───── SUPPLIED ENTRIES ─────

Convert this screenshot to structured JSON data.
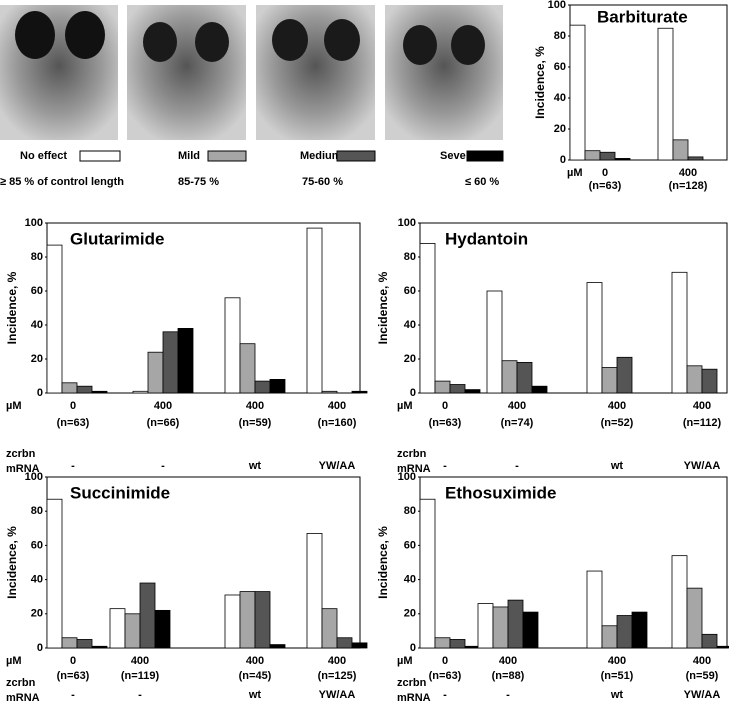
{
  "legend": [
    {
      "name": "No effect",
      "color": "#ffffff",
      "range": "≥ 85 % of control length"
    },
    {
      "name": "Mild",
      "color": "#a6a6a6",
      "range": "85-75 %"
    },
    {
      "name": "Medium",
      "color": "#555555",
      "range": "75-60 %"
    },
    {
      "name": "Severe",
      "color": "#000000",
      "range": "≤ 60 %"
    }
  ],
  "chart_data": [
    {
      "type": "bar",
      "title": "Barbiturate",
      "ylabel": "Incidence, %",
      "x_unit": "µM",
      "categories": [
        "0",
        "400"
      ],
      "n_labels": [
        "(n=63)",
        "(n=128)"
      ],
      "ylim": [
        0,
        100
      ],
      "yticks": [
        0,
        20,
        40,
        60,
        80,
        100
      ],
      "series": [
        {
          "values": [
            87,
            85
          ]
        },
        {
          "values": [
            6,
            13
          ]
        },
        {
          "values": [
            5,
            2
          ]
        },
        {
          "values": [
            1,
            0
          ]
        }
      ]
    },
    {
      "type": "bar",
      "title": "Glutarimide",
      "ylabel": "Incidence, %",
      "x_unit": "µM",
      "categories": [
        "0",
        "400",
        "400",
        "400"
      ],
      "n_labels": [
        "(n=63)",
        "(n=66)",
        "(n=59)",
        "(n=160)"
      ],
      "row_labels": [
        "zcrbn",
        "mRNA"
      ],
      "mrna": [
        "-",
        "-",
        "wt",
        "YW/AA"
      ],
      "ylim": [
        0,
        100
      ],
      "yticks": [
        0,
        20,
        40,
        60,
        80,
        100
      ],
      "series": [
        {
          "values": [
            87,
            1,
            56,
            97
          ]
        },
        {
          "values": [
            6,
            24,
            29,
            1
          ]
        },
        {
          "values": [
            4,
            36,
            7,
            0
          ]
        },
        {
          "values": [
            1,
            38,
            8,
            1
          ]
        }
      ]
    },
    {
      "type": "bar",
      "title": "Hydantoin",
      "ylabel": "Incidence, %",
      "x_unit": "µM",
      "categories": [
        "0",
        "400",
        "400",
        "400"
      ],
      "n_labels": [
        "(n=63)",
        "(n=74)",
        "(n=52)",
        "(n=112)"
      ],
      "row_labels": [
        "zcrbn",
        "mRNA"
      ],
      "mrna": [
        "-",
        "-",
        "wt",
        "YW/AA"
      ],
      "ylim": [
        0,
        100
      ],
      "yticks": [
        0,
        20,
        40,
        60,
        80,
        100
      ],
      "series": [
        {
          "values": [
            88,
            60,
            65,
            71
          ]
        },
        {
          "values": [
            7,
            19,
            15,
            16
          ]
        },
        {
          "values": [
            5,
            18,
            21,
            14
          ]
        },
        {
          "values": [
            2,
            4,
            0,
            0
          ]
        }
      ]
    },
    {
      "type": "bar",
      "title": "Succinimide",
      "ylabel": "Incidence, %",
      "x_unit": "µM",
      "categories": [
        "0",
        "400",
        "400",
        "400"
      ],
      "n_labels": [
        "(n=63)",
        "(n=119)",
        "(n=45)",
        "(n=125)"
      ],
      "row_labels": [
        "zcrbn",
        "mRNA"
      ],
      "mrna": [
        "-",
        "-",
        "wt",
        "YW/AA"
      ],
      "ylim": [
        0,
        100
      ],
      "yticks": [
        0,
        20,
        40,
        60,
        80,
        100
      ],
      "series": [
        {
          "values": [
            87,
            23,
            31,
            67
          ]
        },
        {
          "values": [
            6,
            20,
            33,
            23
          ]
        },
        {
          "values": [
            5,
            38,
            33,
            6
          ]
        },
        {
          "values": [
            1,
            22,
            2,
            3
          ]
        }
      ]
    },
    {
      "type": "bar",
      "title": "Ethosuximide",
      "ylabel": "Incidence, %",
      "x_unit": "µM",
      "categories": [
        "0",
        "400",
        "400",
        "400"
      ],
      "n_labels": [
        "(n=63)",
        "(n=88)",
        "(n=51)",
        "(n=59)"
      ],
      "row_labels": [
        "zcrbn",
        "mRNA"
      ],
      "mrna": [
        "-",
        "-",
        "wt",
        "YW/AA"
      ],
      "ylim": [
        0,
        100
      ],
      "yticks": [
        0,
        20,
        40,
        60,
        80,
        100
      ],
      "series": [
        {
          "values": [
            87,
            26,
            45,
            54
          ]
        },
        {
          "values": [
            6,
            24,
            13,
            35
          ]
        },
        {
          "values": [
            5,
            28,
            19,
            8
          ]
        },
        {
          "values": [
            1,
            21,
            21,
            1
          ]
        }
      ]
    }
  ]
}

─────

Repeat the listing verbatim without its pictures.

Convert this screenshot to structured JSON data.
{
  "legend": [
    {
      "name": "No effect",
      "color": "#ffffff",
      "range": "≥ 85 % of control length"
    },
    {
      "name": "Mild",
      "color": "#a6a6a6",
      "range": "85-75 %"
    },
    {
      "name": "Medium",
      "color": "#555555",
      "range": "75-60 %"
    },
    {
      "name": "Severe",
      "color": "#000000",
      "range": "≤ 60 %"
    }
  ],
  "chart_data": [
    {
      "type": "bar",
      "title": "Barbiturate",
      "ylabel": "Incidence, %",
      "x_unit": "µM",
      "categories": [
        "0",
        "400"
      ],
      "n_labels": [
        "(n=63)",
        "(n=128)"
      ],
      "ylim": [
        0,
        100
      ],
      "yticks": [
        0,
        20,
        40,
        60,
        80,
        100
      ],
      "series": [
        {
          "values": [
            87,
            85
          ]
        },
        {
          "values": [
            6,
            13
          ]
        },
        {
          "values": [
            5,
            2
          ]
        },
        {
          "values": [
            1,
            0
          ]
        }
      ]
    },
    {
      "type": "bar",
      "title": "Glutarimide",
      "ylabel": "Incidence, %",
      "x_unit": "µM",
      "categories": [
        "0",
        "400",
        "400",
        "400"
      ],
      "n_labels": [
        "(n=63)",
        "(n=66)",
        "(n=59)",
        "(n=160)"
      ],
      "row_labels": [
        "zcrbn",
        "mRNA"
      ],
      "mrna": [
        "-",
        "-",
        "wt",
        "YW/AA"
      ],
      "ylim": [
        0,
        100
      ],
      "yticks": [
        0,
        20,
        40,
        60,
        80,
        100
      ],
      "series": [
        {
          "values": [
            87,
            1,
            56,
            97
          ]
        },
        {
          "values": [
            6,
            24,
            29,
            1
          ]
        },
        {
          "values": [
            4,
            36,
            7,
            0
          ]
        },
        {
          "values": [
            1,
            38,
            8,
            1
          ]
        }
      ]
    },
    {
      "type": "bar",
      "title": "Hydantoin",
      "ylabel": "Incidence, %",
      "x_unit": "µM",
      "categories": [
        "0",
        "400",
        "400",
        "400"
      ],
      "n_labels": [
        "(n=63)",
        "(n=74)",
        "(n=52)",
        "(n=112)"
      ],
      "row_labels": [
        "zcrbn",
        "mRNA"
      ],
      "mrna": [
        "-",
        "-",
        "wt",
        "YW/AA"
      ],
      "ylim": [
        0,
        100
      ],
      "yticks": [
        0,
        20,
        40,
        60,
        80,
        100
      ],
      "series": [
        {
          "values": [
            88,
            60,
            65,
            71
          ]
        },
        {
          "values": [
            7,
            19,
            15,
            16
          ]
        },
        {
          "values": [
            5,
            18,
            21,
            14
          ]
        },
        {
          "values": [
            2,
            4,
            0,
            0
          ]
        }
      ]
    },
    {
      "type": "bar",
      "title": "Succinimide",
      "ylabel": "Incidence, %",
      "x_unit": "µM",
      "categories": [
        "0",
        "400",
        "400",
        "400"
      ],
      "n_labels": [
        "(n=63)",
        "(n=119)",
        "(n=45)",
        "(n=125)"
      ],
      "row_labels": [
        "zcrbn",
        "mRNA"
      ],
      "mrna": [
        "-",
        "-",
        "wt",
        "YW/AA"
      ],
      "ylim": [
        0,
        100
      ],
      "yticks": [
        0,
        20,
        40,
        60,
        80,
        100
      ],
      "series": [
        {
          "values": [
            87,
            23,
            31,
            67
          ]
        },
        {
          "values": [
            6,
            20,
            33,
            23
          ]
        },
        {
          "values": [
            5,
            38,
            33,
            6
          ]
        },
        {
          "values": [
            1,
            22,
            2,
            3
          ]
        }
      ]
    },
    {
      "type": "bar",
      "title": "Ethosuximide",
      "ylabel": "Incidence, %",
      "x_unit": "µM",
      "categories": [
        "0",
        "400",
        "400",
        "400"
      ],
      "n_labels": [
        "(n=63)",
        "(n=88)",
        "(n=51)",
        "(n=59)"
      ],
      "row_labels": [
        "zcrbn",
        "mRNA"
      ],
      "mrna": [
        "-",
        "-",
        "wt",
        "YW/AA"
      ],
      "ylim": [
        0,
        100
      ],
      "yticks": [
        0,
        20,
        40,
        60,
        80,
        100
      ],
      "series": [
        {
          "values": [
            87,
            26,
            45,
            54
          ]
        },
        {
          "values": [
            6,
            24,
            13,
            35
          ]
        },
        {
          "values": [
            5,
            28,
            19,
            8
          ]
        },
        {
          "values": [
            1,
            21,
            21,
            1
          ]
        }
      ]
    }
  ]
}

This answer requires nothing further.